[Data to process]
###

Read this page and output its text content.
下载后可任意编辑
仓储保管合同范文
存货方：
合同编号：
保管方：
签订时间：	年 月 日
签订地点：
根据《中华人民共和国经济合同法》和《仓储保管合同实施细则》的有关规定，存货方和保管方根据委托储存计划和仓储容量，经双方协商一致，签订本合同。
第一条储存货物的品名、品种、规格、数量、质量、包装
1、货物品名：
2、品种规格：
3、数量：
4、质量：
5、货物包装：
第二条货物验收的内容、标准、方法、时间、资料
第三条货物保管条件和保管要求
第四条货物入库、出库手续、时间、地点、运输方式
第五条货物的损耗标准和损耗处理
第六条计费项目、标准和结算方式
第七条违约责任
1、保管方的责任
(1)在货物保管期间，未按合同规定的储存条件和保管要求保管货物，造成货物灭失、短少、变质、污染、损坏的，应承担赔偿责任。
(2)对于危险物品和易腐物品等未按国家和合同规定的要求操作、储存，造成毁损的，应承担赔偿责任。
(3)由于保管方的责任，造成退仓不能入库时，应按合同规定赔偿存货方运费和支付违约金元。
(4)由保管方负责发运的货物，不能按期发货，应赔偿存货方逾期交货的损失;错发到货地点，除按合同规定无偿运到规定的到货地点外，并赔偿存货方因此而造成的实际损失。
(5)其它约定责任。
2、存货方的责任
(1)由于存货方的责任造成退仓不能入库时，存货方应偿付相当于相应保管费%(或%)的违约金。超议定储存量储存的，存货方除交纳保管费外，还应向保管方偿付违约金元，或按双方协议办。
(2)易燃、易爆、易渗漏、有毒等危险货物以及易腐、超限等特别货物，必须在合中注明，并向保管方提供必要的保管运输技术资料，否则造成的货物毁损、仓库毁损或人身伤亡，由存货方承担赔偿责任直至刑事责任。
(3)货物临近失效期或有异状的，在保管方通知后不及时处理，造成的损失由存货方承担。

###

Look through the entries above and list every line containing "应承担赔偿责任".

(1)在货物保管期间，未按合同规定的储存条件和保管要求保管货物，造成货物灭失、短少、变质、污染、损坏的，应承担赔偿责任。
(2)对于危险物品和易腐物品等未按国家和合同规定的要求操作、储存，造成毁损的，应承担赔偿责任。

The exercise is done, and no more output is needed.